## DATA LISTING
BEGIN

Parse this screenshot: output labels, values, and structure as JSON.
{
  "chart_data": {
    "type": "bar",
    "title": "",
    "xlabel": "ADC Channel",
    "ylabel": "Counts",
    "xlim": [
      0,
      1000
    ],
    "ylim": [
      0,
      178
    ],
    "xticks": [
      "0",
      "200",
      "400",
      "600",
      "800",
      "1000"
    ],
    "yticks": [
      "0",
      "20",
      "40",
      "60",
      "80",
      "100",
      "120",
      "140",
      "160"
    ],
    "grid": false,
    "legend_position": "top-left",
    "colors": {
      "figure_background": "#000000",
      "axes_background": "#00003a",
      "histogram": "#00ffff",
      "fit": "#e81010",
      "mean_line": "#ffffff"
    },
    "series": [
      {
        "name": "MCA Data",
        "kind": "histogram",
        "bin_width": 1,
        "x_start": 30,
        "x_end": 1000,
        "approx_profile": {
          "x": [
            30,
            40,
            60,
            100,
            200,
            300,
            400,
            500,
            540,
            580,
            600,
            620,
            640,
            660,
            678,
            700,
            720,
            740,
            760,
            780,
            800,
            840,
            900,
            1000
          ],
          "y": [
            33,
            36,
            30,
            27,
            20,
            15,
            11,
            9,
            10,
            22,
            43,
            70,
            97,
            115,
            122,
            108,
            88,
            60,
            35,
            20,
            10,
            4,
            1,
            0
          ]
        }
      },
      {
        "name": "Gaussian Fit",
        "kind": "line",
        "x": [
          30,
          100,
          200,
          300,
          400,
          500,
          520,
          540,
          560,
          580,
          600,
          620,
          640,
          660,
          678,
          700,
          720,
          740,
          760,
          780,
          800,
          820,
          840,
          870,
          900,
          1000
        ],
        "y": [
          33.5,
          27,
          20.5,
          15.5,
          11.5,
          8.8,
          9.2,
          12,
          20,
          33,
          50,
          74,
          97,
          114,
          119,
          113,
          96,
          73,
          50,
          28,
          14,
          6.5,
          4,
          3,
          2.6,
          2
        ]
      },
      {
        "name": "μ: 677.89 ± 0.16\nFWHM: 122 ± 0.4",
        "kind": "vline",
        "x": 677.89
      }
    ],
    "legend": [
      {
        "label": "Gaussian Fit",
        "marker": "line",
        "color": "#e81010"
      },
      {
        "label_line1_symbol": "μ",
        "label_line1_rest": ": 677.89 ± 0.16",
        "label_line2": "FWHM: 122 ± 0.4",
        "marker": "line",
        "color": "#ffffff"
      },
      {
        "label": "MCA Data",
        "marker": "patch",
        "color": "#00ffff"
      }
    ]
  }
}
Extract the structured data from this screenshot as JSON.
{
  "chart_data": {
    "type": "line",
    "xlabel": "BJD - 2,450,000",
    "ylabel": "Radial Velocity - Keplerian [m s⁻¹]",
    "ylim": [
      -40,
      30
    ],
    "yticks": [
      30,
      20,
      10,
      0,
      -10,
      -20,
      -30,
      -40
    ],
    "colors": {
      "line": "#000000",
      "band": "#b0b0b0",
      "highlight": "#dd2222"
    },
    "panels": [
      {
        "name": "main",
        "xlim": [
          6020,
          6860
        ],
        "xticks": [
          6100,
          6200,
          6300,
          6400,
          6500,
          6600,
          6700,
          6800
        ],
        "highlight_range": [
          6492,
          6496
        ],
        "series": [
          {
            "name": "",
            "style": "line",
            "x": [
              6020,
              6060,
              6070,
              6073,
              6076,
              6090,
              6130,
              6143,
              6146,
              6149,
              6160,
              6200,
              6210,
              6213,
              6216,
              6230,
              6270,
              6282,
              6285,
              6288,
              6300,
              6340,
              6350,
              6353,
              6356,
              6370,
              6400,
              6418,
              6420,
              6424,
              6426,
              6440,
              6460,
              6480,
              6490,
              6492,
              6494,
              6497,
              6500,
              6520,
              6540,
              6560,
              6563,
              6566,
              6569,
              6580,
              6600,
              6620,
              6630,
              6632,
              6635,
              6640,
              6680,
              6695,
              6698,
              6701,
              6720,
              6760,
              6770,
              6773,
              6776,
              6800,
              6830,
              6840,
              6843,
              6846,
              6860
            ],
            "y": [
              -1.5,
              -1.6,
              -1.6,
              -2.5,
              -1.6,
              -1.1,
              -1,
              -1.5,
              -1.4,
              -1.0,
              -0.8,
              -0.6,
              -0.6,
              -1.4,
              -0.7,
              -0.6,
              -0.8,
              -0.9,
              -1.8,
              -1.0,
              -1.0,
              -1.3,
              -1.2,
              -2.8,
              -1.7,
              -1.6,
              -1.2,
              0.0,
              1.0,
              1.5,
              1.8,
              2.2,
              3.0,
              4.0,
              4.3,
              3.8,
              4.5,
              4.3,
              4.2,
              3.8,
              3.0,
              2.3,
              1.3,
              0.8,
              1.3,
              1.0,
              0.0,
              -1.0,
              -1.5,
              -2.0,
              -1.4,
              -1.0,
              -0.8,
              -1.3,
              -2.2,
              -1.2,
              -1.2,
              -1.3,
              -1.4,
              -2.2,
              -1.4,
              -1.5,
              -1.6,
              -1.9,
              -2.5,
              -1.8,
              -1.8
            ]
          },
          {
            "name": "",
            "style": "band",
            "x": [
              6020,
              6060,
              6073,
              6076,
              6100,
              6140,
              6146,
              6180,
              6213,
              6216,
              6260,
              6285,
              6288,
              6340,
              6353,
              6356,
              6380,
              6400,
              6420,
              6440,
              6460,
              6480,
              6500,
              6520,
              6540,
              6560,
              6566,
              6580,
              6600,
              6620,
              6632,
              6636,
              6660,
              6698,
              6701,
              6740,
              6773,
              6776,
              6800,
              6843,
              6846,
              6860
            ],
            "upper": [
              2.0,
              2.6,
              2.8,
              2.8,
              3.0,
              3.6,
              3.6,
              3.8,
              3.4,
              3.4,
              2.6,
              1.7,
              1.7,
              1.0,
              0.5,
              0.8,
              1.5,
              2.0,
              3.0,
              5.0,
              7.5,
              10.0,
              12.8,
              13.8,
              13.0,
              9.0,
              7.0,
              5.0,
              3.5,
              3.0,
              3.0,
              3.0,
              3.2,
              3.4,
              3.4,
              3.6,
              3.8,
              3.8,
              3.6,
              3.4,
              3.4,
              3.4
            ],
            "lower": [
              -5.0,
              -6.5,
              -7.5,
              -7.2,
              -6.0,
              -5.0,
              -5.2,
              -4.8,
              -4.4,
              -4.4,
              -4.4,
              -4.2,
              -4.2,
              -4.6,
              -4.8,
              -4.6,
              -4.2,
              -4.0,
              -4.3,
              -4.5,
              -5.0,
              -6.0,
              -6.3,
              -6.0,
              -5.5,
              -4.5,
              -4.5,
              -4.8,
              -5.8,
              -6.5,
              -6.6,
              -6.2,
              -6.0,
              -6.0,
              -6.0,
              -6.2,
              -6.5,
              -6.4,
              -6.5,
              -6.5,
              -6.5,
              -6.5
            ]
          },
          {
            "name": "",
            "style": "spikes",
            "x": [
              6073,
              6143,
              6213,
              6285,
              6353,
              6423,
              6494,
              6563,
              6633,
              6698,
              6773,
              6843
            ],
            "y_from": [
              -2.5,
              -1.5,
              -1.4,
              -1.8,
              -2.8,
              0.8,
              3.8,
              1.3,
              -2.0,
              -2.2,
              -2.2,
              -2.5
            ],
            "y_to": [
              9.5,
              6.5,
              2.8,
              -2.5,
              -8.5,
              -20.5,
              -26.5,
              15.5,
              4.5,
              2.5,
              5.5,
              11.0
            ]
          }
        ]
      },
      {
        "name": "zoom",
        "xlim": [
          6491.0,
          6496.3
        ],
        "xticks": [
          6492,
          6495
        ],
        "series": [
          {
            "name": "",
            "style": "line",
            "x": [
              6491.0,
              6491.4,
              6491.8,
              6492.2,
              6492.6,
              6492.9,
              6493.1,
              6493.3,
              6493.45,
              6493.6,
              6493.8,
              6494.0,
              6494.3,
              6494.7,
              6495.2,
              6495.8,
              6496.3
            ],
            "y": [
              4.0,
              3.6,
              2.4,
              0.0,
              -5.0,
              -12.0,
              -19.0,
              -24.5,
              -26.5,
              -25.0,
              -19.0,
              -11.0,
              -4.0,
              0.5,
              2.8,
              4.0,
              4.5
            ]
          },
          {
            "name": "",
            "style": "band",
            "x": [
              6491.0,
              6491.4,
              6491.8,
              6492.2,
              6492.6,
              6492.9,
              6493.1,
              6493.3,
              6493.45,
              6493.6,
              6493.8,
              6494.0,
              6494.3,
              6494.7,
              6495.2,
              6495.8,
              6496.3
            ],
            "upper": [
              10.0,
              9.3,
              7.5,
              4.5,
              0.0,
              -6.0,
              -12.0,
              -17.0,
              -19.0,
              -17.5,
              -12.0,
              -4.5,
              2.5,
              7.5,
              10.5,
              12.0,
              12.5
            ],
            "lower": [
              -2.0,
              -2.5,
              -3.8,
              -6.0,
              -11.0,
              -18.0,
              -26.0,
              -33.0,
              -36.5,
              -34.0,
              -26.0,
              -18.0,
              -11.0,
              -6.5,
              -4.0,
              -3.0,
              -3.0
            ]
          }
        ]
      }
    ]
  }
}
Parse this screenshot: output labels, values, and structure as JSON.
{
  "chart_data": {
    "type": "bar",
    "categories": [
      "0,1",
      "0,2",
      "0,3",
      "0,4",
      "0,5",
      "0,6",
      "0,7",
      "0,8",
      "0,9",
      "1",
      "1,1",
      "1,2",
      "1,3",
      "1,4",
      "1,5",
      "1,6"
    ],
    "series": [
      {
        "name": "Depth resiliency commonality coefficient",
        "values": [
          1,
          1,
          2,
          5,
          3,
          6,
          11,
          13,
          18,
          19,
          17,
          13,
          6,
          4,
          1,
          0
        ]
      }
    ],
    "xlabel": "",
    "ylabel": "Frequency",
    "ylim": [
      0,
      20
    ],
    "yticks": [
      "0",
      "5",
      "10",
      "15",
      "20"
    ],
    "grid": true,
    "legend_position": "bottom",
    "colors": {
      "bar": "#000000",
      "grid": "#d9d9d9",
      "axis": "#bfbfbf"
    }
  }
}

END

## EXERCISE PROMPT
Identify how many lines in the entries above include the string "ylabel", then state that number alone.

## REPLY
3